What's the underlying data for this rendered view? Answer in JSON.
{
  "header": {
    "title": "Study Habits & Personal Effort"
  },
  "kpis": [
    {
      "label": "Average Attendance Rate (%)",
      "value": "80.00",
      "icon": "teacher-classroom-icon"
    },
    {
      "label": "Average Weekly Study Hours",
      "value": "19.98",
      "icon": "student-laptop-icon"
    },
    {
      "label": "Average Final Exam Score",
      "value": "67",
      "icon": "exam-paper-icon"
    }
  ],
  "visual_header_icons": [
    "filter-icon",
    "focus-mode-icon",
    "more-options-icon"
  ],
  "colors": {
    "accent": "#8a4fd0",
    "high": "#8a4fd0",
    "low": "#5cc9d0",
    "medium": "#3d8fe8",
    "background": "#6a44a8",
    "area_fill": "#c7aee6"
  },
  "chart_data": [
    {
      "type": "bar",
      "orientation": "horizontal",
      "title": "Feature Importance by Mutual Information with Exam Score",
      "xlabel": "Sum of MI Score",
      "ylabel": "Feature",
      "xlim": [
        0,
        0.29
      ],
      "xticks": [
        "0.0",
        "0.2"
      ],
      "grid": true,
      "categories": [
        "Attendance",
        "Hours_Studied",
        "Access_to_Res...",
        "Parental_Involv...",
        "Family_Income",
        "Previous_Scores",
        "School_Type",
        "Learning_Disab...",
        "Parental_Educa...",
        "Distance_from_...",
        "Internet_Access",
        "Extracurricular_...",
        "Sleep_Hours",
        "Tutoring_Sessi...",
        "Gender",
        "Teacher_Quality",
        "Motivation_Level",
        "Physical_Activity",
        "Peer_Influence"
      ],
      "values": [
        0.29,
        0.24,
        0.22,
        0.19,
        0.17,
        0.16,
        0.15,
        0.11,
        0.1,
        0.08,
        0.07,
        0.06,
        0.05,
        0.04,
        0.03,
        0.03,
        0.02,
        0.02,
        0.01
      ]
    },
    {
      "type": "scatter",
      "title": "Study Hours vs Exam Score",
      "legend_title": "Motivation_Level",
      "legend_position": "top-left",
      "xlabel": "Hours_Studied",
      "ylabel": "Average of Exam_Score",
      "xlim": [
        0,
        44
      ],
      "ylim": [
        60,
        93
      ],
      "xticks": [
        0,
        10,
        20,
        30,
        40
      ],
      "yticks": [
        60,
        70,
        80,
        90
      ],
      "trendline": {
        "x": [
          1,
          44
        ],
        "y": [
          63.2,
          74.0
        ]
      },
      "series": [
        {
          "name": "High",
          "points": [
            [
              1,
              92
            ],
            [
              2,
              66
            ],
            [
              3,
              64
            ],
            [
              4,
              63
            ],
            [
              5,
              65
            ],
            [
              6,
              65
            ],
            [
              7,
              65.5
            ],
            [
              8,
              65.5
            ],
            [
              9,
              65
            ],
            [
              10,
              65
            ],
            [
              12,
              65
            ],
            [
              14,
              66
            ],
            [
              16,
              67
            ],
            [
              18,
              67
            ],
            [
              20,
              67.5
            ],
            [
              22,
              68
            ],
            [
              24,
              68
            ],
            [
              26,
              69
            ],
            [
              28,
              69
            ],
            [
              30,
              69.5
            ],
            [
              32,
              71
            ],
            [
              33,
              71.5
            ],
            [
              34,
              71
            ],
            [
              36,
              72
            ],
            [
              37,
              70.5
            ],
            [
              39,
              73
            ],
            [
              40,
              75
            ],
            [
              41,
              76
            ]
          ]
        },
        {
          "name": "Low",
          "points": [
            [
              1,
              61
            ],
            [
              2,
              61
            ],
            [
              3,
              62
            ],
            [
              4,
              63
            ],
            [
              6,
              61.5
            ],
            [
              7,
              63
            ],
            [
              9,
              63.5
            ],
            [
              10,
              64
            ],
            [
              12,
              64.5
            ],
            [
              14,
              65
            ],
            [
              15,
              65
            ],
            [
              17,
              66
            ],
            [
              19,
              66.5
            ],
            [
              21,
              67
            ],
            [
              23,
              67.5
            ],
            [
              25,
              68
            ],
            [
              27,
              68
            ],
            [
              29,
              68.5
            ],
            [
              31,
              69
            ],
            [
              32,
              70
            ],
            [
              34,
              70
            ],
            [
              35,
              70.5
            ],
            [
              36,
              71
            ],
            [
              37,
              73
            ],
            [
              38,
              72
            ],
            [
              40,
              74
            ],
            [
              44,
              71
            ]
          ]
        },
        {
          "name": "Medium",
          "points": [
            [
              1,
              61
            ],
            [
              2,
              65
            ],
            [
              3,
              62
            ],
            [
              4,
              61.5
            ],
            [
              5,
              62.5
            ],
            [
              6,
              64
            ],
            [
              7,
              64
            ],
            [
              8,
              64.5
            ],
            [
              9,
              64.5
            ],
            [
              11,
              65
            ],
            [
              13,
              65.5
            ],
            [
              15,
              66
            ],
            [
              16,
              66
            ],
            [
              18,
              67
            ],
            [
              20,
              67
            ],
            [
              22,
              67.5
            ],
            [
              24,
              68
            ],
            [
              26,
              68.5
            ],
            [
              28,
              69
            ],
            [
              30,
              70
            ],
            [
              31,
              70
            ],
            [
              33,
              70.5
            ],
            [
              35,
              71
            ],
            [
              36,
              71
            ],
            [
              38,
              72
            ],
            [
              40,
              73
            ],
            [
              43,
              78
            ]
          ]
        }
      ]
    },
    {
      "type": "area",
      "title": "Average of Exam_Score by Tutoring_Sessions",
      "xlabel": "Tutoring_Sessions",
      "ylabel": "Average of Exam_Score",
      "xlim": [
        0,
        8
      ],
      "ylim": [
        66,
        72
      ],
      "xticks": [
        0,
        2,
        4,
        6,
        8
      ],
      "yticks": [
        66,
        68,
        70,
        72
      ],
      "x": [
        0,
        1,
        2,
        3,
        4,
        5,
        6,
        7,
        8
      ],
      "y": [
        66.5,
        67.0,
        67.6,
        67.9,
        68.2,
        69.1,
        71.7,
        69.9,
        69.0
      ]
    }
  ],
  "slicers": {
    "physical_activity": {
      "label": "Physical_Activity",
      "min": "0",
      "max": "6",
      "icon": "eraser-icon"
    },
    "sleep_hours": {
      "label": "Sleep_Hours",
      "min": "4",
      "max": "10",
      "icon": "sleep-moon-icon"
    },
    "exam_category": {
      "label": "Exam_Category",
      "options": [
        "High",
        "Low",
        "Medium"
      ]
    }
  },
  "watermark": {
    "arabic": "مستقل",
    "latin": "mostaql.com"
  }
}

###

→ Exercise brief
Print the records above exactly as they appear.

→ Complete answer
What's the underlying data for this rendered view? Answer in JSON.
{
  "header": {
    "title": "Study Habits & Personal Effort"
  },
  "kpis": [
    {
      "label": "Average Attendance Rate (%)",
      "value": "80.00",
      "icon": "teacher-classroom-icon"
    },
    {
      "label": "Average Weekly Study Hours",
      "value": "19.98",
      "icon": "student-laptop-icon"
    },
    {
      "label": "Average Final Exam Score",
      "value": "67",
      "icon": "exam-paper-icon"
    }
  ],
  "visual_header_icons": [
    "filter-icon",
    "focus-mode-icon",
    "more-options-icon"
  ],
  "colors": {
    "accent": "#8a4fd0",
    "high": "#8a4fd0",
    "low": "#5cc9d0",
    "medium": "#3d8fe8",
    "background": "#6a44a8",
    "area_fill": "#c7aee6"
  },
  "chart_data": [
    {
      "type": "bar",
      "orientation": "horizontal",
      "title": "Feature Importance by Mutual Information with Exam Score",
      "xlabel": "Sum of MI Score",
      "ylabel": "Feature",
      "xlim": [
        0,
        0.29
      ],
      "xticks": [
        "0.0",
        "0.2"
      ],
      "grid": true,
      "categories": [
        "Attendance",
        "Hours_Studied",
        "Access_to_Res...",
        "Parental_Involv...",
        "Family_Income",
        "Previous_Scores",
        "School_Type",
        "Learning_Disab...",
        "Parental_Educa...",
        "Distance_from_...",
        "Internet_Access",
        "Extracurricular_...",
        "Sleep_Hours",
        "Tutoring_Sessi...",
        "Gender",
        "Teacher_Quality",
        "Motivation_Level",
        "Physical_Activity",
        "Peer_Influence"
      ],
      "values": [
        0.29,
        0.24,
        0.22,
        0.19,
        0.17,
        0.16,
        0.15,
        0.11,
        0.1,
        0.08,
        0.07,
        0.06,
        0.05,
        0.04,
        0.03,
        0.03,
        0.02,
        0.02,
        0.01
      ]
    },
    {
      "type": "scatter",
      "title": "Study Hours vs Exam Score",
      "legend_title": "Motivation_Level",
      "legend_position": "top-left",
      "xlabel": "Hours_Studied",
      "ylabel": "Average of Exam_Score",
      "xlim": [
        0,
        44
      ],
      "ylim": [
        60,
        93
      ],
      "xticks": [
        0,
        10,
        20,
        30,
        40
      ],
      "yticks": [
        60,
        70,
        80,
        90
      ],
      "trendline": {
        "x": [
          1,
          44
        ],
        "y": [
          63.2,
          74.0
        ]
      },
      "series": [
        {
          "name": "High",
          "points": [
            [
              1,
              92
            ],
            [
              2,
              66
            ],
            [
              3,
              64
            ],
            [
              4,
              63
            ],
            [
              5,
              65
            ],
            [
              6,
              65
            ],
            [
              7,
              65.5
            ],
            [
              8,
              65.5
            ],
            [
              9,
              65
            ],
            [
              10,
              65
            ],
            [
              12,
              65
            ],
            [
              14,
              66
            ],
            [
              16,
              67
            ],
            [
              18,
              67
            ],
            [
              20,
              67.5
            ],
            [
              22,
              68
            ],
            [
              24,
              68
            ],
            [
              26,
              69
            ],
            [
              28,
              69
            ],
            [
              30,
              69.5
            ],
            [
              32,
              71
            ],
            [
              33,
              71.5
            ],
            [
              34,
              71
            ],
            [
              36,
              72
            ],
            [
              37,
              70.5
            ],
            [
              39,
              73
            ],
            [
              40,
              75
            ],
            [
              41,
              76
            ]
          ]
        },
        {
          "name": "Low",
          "points": [
            [
              1,
              61
            ],
            [
              2,
              61
            ],
            [
              3,
              62
            ],
            [
              4,
              63
            ],
            [
              6,
              61.5
            ],
            [
              7,
              63
            ],
            [
              9,
              63.5
            ],
            [
              10,
              64
            ],
            [
              12,
              64.5
            ],
            [
              14,
              65
            ],
            [
              15,
              65
            ],
            [
              17,
              66
            ],
            [
              19,
              66.5
            ],
            [
              21,
              67
            ],
            [
              23,
              67.5
            ],
            [
              25,
              68
            ],
            [
              27,
              68
            ],
            [
              29,
              68.5
            ],
            [
              31,
              69
            ],
            [
              32,
              70
            ],
            [
              34,
              70
            ],
            [
              35,
              70.5
            ],
            [
              36,
              71
            ],
            [
              37,
              73
            ],
            [
              38,
              72
            ],
            [
              40,
              74
            ],
            [
              44,
              71
            ]
          ]
        },
        {
          "name": "Medium",
          "points": [
            [
              1,
              61
            ],
            [
              2,
              65
            ],
            [
              3,
              62
            ],
            [
              4,
              61.5
            ],
            [
              5,
              62.5
            ],
            [
              6,
              64
            ],
            [
              7,
              64
            ],
            [
              8,
              64.5
            ],
            [
              9,
              64.5
            ],
            [
              11,
              65
            ],
            [
              13,
              65.5
            ],
            [
              15,
              66
            ],
            [
              16,
              66
            ],
            [
              18,
              67
            ],
            [
              20,
              67
            ],
            [
              22,
              67.5
            ],
            [
              24,
              68
            ],
            [
              26,
              68.5
            ],
            [
              28,
              69
            ],
            [
              30,
              70
            ],
            [
              31,
              70
            ],
            [
              33,
              70.5
            ],
            [
              35,
              71
            ],
            [
              36,
              71
            ],
            [
              38,
              72
            ],
            [
              40,
              73
            ],
            [
              43,
              78
            ]
          ]
        }
      ]
    },
    {
      "type": "area",
      "title": "Average of Exam_Score by Tutoring_Sessions",
      "xlabel": "Tutoring_Sessions",
      "ylabel": "Average of Exam_Score",
      "xlim": [
        0,
        8
      ],
      "ylim": [
        66,
        72
      ],
      "xticks": [
        0,
        2,
        4,
        6,
        8
      ],
      "yticks": [
        66,
        68,
        70,
        72
      ],
      "x": [
        0,
        1,
        2,
        3,
        4,
        5,
        6,
        7,
        8
      ],
      "y": [
        66.5,
        67.0,
        67.6,
        67.9,
        68.2,
        69.1,
        71.7,
        69.9,
        69.0
      ]
    }
  ],
  "slicers": {
    "physical_activity": {
      "label": "Physical_Activity",
      "min": "0",
      "max": "6",
      "icon": "eraser-icon"
    },
    "sleep_hours": {
      "label": "Sleep_Hours",
      "min": "4",
      "max": "10",
      "icon": "sleep-moon-icon"
    },
    "exam_category": {
      "label": "Exam_Category",
      "options": [
        "High",
        "Low",
        "Medium"
      ]
    }
  },
  "watermark": {
    "arabic": "مستقل",
    "latin": "mostaql.com"
  }
}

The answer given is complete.